◆ EXERCISE BRIEF:
Output every entry exactly as written, but omit the pictures.

(Figure data in JSON)
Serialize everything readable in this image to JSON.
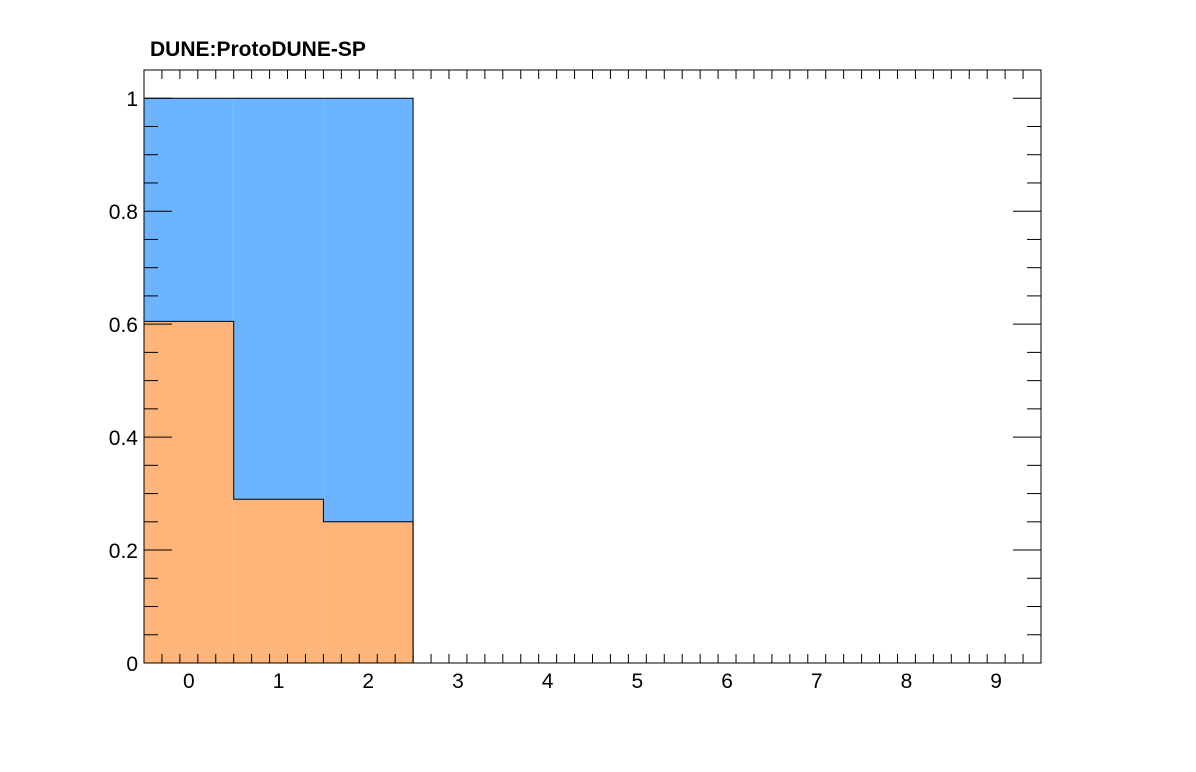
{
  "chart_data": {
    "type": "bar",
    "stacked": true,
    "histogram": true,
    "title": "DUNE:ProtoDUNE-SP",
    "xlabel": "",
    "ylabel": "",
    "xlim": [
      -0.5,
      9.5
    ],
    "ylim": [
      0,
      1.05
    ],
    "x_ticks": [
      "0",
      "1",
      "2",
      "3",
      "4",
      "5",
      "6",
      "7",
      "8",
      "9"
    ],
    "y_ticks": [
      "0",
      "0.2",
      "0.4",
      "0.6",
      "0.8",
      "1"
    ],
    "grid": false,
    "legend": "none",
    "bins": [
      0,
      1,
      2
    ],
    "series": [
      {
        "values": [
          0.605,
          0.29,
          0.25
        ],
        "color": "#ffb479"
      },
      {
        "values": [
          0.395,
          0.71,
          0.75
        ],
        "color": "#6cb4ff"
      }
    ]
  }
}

◆ SOLUTION TO THIS PROBLEM:
Serialize everything readable in this image to JSON.
{
  "chart_data": {
    "type": "bar",
    "stacked": true,
    "histogram": true,
    "title": "DUNE:ProtoDUNE-SP",
    "xlabel": "",
    "ylabel": "",
    "xlim": [
      -0.5,
      9.5
    ],
    "ylim": [
      0,
      1.05
    ],
    "x_ticks": [
      "0",
      "1",
      "2",
      "3",
      "4",
      "5",
      "6",
      "7",
      "8",
      "9"
    ],
    "y_ticks": [
      "0",
      "0.2",
      "0.4",
      "0.6",
      "0.8",
      "1"
    ],
    "grid": false,
    "legend": "none",
    "bins": [
      0,
      1,
      2
    ],
    "series": [
      {
        "values": [
          0.605,
          0.29,
          0.25
        ],
        "color": "#ffb479"
      },
      {
        "values": [
          0.395,
          0.71,
          0.75
        ],
        "color": "#6cb4ff"
      }
    ]
  }
}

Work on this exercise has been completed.